[Structured figure records]
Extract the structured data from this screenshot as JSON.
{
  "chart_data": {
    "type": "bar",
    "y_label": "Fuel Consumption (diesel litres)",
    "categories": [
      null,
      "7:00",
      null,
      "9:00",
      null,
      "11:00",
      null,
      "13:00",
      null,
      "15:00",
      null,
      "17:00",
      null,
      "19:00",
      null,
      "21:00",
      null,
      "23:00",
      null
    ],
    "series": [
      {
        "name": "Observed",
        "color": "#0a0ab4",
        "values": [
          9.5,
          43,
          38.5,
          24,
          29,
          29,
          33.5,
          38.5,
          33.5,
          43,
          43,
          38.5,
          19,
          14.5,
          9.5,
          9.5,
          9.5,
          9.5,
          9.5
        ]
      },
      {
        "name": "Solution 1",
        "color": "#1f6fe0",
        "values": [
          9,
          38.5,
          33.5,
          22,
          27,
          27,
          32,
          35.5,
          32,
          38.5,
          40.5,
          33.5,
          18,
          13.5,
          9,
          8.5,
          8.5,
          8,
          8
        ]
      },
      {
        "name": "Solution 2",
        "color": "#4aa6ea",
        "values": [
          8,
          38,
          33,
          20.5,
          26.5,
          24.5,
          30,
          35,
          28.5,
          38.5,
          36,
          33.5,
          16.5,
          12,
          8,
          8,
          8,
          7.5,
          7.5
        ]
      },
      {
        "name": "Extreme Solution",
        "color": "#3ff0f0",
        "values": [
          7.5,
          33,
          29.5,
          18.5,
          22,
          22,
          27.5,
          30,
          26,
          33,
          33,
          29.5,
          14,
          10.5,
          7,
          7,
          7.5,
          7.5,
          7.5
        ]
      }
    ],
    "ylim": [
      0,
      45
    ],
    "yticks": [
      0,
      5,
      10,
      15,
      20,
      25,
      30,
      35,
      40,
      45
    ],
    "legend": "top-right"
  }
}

#### [REQUIRED TASK]
Copy out the full material exactly as it appears.

#### [FINISHED EXERCISE]
Extract the structured data from this screenshot as JSON.
{
  "chart_data": {
    "type": "bar",
    "y_label": "Fuel Consumption (diesel litres)",
    "categories": [
      null,
      "7:00",
      null,
      "9:00",
      null,
      "11:00",
      null,
      "13:00",
      null,
      "15:00",
      null,
      "17:00",
      null,
      "19:00",
      null,
      "21:00",
      null,
      "23:00",
      null
    ],
    "series": [
      {
        "name": "Observed",
        "color": "#0a0ab4",
        "values": [
          9.5,
          43,
          38.5,
          24,
          29,
          29,
          33.5,
          38.5,
          33.5,
          43,
          43,
          38.5,
          19,
          14.5,
          9.5,
          9.5,
          9.5,
          9.5,
          9.5
        ]
      },
      {
        "name": "Solution 1",
        "color": "#1f6fe0",
        "values": [
          9,
          38.5,
          33.5,
          22,
          27,
          27,
          32,
          35.5,
          32,
          38.5,
          40.5,
          33.5,
          18,
          13.5,
          9,
          8.5,
          8.5,
          8,
          8
        ]
      },
      {
        "name": "Solution 2",
        "color": "#4aa6ea",
        "values": [
          8,
          38,
          33,
          20.5,
          26.5,
          24.5,
          30,
          35,
          28.5,
          38.5,
          36,
          33.5,
          16.5,
          12,
          8,
          8,
          8,
          7.5,
          7.5
        ]
      },
      {
        "name": "Extreme Solution",
        "color": "#3ff0f0",
        "values": [
          7.5,
          33,
          29.5,
          18.5,
          22,
          22,
          27.5,
          30,
          26,
          33,
          33,
          29.5,
          14,
          10.5,
          7,
          7,
          7.5,
          7.5,
          7.5
        ]
      }
    ],
    "ylim": [
      0,
      45
    ],
    "yticks": [
      0,
      5,
      10,
      15,
      20,
      25,
      30,
      35,
      40,
      45
    ],
    "legend": "top-right"
  }
}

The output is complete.